Data =
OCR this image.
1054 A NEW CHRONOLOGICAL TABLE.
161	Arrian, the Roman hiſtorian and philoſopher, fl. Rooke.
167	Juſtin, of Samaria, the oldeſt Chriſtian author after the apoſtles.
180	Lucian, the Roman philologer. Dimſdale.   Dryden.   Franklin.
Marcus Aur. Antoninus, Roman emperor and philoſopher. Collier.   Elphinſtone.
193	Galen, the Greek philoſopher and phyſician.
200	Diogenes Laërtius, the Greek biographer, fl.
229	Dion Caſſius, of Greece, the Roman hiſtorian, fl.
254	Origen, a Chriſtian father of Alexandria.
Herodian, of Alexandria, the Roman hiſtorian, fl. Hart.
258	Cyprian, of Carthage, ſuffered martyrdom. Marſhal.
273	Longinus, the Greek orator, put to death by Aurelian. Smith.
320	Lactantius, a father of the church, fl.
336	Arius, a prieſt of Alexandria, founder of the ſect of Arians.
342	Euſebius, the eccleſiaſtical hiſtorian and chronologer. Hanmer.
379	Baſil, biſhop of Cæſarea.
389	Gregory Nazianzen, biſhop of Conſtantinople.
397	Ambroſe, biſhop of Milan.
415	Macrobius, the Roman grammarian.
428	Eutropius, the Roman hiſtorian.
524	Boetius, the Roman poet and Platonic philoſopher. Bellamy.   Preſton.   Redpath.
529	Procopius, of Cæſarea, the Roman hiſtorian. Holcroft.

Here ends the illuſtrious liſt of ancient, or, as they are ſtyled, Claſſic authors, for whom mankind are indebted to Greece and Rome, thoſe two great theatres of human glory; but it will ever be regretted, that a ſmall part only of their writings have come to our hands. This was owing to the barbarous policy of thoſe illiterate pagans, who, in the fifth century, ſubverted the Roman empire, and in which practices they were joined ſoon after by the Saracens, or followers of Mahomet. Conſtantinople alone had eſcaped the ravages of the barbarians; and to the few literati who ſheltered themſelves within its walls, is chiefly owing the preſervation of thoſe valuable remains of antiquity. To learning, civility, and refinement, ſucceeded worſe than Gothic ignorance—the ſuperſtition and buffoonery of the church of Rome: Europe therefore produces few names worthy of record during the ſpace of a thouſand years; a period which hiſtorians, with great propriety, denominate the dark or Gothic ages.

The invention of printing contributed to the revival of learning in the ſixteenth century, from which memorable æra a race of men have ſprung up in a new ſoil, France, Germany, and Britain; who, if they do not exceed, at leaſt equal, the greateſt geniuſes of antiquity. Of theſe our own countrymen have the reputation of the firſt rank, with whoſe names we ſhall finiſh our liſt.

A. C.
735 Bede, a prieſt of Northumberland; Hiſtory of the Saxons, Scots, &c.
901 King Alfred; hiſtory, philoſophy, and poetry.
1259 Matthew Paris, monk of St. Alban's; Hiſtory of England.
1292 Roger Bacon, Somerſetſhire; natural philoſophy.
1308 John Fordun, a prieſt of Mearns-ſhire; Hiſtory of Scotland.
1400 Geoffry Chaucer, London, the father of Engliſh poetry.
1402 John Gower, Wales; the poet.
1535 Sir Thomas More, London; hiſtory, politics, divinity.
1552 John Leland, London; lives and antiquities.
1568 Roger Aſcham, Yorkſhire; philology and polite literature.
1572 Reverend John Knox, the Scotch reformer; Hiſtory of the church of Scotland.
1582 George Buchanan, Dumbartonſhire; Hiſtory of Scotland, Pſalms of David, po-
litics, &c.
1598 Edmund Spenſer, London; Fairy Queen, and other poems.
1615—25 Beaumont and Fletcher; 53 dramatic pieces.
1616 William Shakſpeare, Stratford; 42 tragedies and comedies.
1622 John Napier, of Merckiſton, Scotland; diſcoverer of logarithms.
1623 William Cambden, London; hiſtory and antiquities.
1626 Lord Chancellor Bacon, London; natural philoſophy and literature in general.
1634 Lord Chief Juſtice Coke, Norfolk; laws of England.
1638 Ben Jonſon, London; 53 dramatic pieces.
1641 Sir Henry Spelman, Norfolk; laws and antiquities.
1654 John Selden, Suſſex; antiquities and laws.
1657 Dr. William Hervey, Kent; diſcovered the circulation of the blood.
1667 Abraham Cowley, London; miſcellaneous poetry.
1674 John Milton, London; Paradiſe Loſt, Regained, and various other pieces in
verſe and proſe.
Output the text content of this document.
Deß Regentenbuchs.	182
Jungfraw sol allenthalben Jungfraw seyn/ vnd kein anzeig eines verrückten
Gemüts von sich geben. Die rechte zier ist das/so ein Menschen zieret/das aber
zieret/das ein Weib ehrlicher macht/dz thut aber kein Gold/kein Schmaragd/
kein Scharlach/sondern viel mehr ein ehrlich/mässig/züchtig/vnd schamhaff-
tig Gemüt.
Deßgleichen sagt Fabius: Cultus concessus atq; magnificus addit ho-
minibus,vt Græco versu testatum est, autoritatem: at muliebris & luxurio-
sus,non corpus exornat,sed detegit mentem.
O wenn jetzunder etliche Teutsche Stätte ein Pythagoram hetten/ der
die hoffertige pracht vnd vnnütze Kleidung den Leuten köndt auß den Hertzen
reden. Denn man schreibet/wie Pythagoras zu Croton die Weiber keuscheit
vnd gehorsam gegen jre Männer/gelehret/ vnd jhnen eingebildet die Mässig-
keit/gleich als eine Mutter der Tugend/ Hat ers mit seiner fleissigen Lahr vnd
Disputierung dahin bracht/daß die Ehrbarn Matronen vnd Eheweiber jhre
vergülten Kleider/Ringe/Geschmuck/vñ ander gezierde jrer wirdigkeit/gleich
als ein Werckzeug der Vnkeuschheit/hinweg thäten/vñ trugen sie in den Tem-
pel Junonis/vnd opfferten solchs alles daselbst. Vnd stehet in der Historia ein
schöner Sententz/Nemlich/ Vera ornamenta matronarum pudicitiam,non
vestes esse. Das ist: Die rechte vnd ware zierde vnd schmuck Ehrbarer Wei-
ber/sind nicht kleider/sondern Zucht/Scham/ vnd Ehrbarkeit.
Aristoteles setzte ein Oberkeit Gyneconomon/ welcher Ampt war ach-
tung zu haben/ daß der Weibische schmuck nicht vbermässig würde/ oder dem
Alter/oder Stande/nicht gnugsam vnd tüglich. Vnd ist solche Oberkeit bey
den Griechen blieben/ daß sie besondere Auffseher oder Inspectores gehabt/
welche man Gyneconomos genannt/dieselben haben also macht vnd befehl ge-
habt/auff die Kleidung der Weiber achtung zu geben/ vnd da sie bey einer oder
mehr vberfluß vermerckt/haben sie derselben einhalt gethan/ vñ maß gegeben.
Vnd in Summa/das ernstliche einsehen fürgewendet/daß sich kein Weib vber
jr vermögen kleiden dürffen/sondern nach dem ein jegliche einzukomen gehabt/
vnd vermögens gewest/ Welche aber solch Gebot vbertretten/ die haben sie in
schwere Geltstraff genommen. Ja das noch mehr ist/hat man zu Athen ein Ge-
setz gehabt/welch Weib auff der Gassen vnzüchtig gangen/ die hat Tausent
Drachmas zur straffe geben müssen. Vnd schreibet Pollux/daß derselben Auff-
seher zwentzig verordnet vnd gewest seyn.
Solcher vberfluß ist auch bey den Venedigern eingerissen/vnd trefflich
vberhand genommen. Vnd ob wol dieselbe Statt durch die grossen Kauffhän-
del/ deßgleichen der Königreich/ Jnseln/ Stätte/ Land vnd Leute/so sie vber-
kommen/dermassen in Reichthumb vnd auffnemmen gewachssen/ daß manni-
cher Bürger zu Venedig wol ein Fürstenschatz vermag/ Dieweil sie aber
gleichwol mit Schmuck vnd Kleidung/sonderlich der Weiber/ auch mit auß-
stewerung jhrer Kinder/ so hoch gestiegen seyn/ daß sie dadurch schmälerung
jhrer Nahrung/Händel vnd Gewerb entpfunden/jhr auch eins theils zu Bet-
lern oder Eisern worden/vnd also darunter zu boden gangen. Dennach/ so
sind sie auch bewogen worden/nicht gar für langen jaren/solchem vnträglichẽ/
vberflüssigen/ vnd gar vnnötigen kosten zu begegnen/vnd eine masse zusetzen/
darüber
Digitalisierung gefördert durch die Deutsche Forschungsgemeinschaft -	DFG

Task details = Go through the entries above and report each line with the string "kein" in it.

Reply to the task =
Jungfraw sol allenthalben Jungfraw seyn/ vnd kein anzeig eines verrückten
zieret/das ein Weib ehrlicher macht/dz thut aber kein Gold/kein Schmaragd/
kein Scharlach/sondern viel mehr ein ehrlich/mässig/züchtig/vnd schamhaff-
Vnd in Summa/das ernstliche einsehen fürgewendet/daß sich kein Weib vber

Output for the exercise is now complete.